* TASK INSTRUCTIONS: Gather the lines below that include the string "ylabel", copying each in full.

──────── RECORDS FOR THIS EXERCISE ────────

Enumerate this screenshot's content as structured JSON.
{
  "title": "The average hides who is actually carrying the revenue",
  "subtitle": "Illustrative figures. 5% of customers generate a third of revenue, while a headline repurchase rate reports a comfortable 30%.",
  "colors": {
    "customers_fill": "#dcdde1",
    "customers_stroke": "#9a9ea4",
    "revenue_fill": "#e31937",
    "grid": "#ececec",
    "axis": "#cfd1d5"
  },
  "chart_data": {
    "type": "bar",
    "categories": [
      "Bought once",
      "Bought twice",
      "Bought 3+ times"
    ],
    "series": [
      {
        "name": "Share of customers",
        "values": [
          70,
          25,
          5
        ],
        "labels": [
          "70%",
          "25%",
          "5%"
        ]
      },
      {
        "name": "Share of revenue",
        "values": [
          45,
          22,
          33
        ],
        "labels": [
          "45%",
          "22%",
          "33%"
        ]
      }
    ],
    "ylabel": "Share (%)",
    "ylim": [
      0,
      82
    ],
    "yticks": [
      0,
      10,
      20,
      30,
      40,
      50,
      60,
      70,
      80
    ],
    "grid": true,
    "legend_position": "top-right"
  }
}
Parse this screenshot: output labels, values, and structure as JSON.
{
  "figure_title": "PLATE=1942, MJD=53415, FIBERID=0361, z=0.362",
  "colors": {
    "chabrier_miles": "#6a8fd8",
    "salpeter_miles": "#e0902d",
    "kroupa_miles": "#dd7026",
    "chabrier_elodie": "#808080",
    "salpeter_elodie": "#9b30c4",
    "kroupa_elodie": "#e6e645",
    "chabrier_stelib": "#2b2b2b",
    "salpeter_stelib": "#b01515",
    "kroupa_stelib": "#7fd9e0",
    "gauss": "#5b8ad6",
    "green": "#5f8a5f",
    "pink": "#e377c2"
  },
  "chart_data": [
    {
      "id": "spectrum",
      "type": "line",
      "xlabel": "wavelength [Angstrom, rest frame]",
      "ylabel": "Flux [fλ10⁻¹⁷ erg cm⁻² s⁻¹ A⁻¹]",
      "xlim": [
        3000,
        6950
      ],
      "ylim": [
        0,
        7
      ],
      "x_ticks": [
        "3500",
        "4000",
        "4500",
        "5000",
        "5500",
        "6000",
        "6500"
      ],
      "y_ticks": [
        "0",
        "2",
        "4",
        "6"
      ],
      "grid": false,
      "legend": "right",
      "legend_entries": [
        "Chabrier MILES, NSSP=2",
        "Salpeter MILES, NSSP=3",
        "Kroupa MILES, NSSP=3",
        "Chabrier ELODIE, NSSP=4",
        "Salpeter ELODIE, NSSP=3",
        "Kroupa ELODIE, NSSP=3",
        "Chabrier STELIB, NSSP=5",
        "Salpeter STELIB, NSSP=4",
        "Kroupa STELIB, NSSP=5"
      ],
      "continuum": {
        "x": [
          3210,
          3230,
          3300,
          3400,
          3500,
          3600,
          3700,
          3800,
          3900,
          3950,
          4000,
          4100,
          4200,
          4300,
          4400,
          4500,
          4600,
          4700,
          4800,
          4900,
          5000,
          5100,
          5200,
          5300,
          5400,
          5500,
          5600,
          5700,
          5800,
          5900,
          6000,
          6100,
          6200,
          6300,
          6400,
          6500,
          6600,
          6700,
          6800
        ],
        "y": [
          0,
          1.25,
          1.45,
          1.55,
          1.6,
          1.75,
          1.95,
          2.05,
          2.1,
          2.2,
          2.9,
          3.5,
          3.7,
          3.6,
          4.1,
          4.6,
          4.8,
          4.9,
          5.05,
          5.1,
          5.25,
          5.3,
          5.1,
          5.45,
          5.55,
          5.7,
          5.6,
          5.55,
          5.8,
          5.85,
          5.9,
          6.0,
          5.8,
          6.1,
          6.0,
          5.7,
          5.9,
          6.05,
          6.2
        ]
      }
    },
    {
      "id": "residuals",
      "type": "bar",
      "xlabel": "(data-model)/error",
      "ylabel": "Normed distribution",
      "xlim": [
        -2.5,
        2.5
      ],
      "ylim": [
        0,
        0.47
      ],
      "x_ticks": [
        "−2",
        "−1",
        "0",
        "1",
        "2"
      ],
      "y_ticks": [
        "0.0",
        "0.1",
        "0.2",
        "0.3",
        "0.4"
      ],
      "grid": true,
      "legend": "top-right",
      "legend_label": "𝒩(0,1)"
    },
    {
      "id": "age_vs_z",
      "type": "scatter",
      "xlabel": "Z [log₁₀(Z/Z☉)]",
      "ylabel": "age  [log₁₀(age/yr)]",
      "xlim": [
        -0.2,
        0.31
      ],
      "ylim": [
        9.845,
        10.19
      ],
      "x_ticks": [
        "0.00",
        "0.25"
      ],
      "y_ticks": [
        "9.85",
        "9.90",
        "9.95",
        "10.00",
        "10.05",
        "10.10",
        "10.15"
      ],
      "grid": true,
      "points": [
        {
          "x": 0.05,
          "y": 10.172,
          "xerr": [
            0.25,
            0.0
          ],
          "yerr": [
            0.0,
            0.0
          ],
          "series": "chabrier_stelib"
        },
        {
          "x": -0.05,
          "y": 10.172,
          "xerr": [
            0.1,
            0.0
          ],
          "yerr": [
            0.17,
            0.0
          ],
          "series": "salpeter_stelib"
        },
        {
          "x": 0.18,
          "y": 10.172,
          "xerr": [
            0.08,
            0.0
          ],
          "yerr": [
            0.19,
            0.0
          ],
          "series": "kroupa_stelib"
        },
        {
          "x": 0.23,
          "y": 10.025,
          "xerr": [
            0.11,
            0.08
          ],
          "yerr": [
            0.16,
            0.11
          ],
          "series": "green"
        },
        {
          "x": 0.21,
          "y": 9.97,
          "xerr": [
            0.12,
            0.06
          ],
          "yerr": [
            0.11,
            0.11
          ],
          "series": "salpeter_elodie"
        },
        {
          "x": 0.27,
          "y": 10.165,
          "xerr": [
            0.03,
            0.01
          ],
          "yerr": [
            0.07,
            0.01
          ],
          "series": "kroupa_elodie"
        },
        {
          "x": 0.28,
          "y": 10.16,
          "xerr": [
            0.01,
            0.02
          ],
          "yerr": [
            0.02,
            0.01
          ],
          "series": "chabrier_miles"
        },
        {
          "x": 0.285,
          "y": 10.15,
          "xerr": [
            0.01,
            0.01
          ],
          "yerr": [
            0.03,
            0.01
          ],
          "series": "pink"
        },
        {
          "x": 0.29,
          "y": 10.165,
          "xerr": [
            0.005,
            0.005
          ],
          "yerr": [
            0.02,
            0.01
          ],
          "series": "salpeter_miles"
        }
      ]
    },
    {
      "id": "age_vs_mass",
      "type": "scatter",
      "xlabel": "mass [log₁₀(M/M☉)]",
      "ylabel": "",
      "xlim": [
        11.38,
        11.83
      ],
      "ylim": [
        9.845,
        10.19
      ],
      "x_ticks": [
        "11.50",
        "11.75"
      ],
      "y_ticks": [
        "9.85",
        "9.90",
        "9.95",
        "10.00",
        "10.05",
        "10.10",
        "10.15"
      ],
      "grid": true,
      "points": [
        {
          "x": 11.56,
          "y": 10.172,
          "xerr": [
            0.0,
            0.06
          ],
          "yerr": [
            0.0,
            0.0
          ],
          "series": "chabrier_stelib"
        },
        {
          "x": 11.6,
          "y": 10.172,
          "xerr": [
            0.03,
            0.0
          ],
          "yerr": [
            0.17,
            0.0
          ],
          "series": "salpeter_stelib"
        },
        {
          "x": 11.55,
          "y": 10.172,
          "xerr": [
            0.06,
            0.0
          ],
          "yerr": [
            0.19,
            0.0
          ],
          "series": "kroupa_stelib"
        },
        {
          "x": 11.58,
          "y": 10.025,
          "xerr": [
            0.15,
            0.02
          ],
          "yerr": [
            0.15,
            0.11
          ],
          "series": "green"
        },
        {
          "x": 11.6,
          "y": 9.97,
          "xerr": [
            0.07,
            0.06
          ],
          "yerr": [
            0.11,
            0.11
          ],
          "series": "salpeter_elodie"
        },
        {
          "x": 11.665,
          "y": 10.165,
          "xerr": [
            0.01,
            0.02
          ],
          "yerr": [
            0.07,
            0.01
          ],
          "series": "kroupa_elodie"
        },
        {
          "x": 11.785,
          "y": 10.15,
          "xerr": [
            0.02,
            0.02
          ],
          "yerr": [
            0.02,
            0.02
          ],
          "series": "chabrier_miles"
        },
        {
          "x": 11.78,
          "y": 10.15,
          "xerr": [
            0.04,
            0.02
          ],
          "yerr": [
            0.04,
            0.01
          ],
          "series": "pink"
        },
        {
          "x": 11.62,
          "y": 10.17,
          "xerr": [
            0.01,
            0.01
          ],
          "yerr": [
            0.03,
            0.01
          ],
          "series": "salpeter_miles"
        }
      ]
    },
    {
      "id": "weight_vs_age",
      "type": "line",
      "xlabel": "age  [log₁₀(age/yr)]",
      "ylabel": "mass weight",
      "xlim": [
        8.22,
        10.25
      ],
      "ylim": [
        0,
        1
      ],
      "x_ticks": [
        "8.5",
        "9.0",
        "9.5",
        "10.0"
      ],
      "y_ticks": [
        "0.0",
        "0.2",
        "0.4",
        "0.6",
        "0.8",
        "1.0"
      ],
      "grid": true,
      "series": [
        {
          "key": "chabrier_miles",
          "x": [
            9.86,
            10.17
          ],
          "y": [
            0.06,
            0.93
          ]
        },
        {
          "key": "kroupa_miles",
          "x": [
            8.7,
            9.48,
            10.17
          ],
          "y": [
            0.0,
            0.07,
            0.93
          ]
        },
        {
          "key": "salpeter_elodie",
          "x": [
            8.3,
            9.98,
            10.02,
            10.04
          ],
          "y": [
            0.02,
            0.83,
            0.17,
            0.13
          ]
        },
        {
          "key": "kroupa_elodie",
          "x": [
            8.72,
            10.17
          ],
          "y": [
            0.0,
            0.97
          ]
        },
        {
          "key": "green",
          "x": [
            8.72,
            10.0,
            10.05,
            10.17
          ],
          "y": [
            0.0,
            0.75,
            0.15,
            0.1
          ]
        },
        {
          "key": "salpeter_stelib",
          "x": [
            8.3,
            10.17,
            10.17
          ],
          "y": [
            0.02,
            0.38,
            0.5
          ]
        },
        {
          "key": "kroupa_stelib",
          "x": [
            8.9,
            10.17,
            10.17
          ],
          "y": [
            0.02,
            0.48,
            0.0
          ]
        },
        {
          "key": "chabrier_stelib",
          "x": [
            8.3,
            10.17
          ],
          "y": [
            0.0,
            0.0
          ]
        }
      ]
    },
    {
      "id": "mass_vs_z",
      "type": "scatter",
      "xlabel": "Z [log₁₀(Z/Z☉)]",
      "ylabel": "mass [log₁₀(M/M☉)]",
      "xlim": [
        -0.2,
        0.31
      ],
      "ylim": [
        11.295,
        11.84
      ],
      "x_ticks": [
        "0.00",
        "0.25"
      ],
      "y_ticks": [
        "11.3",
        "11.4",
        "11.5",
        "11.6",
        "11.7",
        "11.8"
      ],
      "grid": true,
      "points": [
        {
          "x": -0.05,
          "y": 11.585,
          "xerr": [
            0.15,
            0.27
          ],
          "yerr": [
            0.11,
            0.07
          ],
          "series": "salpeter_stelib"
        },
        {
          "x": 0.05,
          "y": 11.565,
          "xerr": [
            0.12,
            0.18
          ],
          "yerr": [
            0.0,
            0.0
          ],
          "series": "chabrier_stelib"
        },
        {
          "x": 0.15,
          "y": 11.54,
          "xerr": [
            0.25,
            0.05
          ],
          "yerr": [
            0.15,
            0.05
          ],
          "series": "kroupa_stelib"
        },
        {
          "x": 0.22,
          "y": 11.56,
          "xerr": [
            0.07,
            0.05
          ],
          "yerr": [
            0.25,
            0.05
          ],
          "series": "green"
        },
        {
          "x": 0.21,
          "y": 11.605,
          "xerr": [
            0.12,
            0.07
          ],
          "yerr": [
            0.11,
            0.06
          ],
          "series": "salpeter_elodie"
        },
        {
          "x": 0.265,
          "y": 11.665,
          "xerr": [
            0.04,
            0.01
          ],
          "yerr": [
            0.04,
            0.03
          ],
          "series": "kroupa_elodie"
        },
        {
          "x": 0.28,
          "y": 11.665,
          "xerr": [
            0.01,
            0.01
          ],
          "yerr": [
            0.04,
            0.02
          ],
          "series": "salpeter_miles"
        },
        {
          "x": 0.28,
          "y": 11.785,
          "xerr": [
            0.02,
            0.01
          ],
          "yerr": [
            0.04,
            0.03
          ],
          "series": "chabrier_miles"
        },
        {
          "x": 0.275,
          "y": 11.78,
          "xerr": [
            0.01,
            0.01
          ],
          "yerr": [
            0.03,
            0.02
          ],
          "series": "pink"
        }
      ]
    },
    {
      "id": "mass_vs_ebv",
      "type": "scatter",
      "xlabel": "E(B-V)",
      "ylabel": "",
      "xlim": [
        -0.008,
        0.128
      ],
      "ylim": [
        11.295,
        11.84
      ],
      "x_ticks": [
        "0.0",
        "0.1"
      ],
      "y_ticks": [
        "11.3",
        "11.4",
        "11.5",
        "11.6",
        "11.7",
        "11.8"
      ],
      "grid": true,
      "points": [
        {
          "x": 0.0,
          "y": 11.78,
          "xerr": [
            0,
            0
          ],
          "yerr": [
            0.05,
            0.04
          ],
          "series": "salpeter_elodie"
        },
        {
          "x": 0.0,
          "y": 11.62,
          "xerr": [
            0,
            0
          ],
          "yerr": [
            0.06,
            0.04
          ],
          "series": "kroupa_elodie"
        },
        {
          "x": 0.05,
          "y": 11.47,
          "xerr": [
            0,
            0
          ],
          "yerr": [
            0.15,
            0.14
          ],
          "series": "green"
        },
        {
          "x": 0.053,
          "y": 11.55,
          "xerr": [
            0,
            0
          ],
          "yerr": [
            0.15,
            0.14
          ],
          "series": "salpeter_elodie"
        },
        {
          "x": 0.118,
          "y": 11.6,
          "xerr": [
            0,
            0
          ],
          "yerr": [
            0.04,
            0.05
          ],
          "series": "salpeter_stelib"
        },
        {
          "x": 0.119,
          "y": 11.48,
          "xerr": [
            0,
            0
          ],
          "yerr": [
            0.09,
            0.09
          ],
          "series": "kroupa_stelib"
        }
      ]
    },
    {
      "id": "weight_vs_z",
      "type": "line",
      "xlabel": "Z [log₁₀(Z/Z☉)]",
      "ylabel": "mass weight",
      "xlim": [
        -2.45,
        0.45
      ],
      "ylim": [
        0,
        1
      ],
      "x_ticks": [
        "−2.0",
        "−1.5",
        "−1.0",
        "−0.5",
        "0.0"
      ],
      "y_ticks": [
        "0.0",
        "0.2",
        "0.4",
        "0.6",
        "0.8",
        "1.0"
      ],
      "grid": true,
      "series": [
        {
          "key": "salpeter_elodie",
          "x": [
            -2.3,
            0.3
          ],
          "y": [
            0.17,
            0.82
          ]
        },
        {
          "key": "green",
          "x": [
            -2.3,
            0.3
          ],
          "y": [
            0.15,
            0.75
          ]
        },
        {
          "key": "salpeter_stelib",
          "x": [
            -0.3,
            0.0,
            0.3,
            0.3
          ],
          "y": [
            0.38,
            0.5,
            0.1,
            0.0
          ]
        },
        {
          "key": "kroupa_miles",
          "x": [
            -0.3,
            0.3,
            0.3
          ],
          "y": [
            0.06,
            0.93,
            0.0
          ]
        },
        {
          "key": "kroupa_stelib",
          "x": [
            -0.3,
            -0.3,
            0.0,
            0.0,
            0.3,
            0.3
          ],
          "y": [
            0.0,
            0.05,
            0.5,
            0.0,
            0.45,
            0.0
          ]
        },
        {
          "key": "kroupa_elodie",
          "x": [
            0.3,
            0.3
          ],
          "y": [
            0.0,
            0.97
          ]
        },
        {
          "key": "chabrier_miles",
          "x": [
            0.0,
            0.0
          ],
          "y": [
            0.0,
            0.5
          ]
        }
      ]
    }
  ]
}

────────

* EXERCISE ANSWER:
    "ylabel": "Share (%)",
      "ylabel": "Flux [fλ10⁻¹⁷ erg cm⁻² s⁻¹ A⁻¹]",
      "ylabel": "Normed distribution",
      "ylabel": "age  [log₁₀(age/yr)]",
      "ylabel": "",
      "ylabel": "mass weight",
      "ylabel": "mass [log₁₀(M/M☉)]",
      "ylabel": "",
      "ylabel": "mass weight",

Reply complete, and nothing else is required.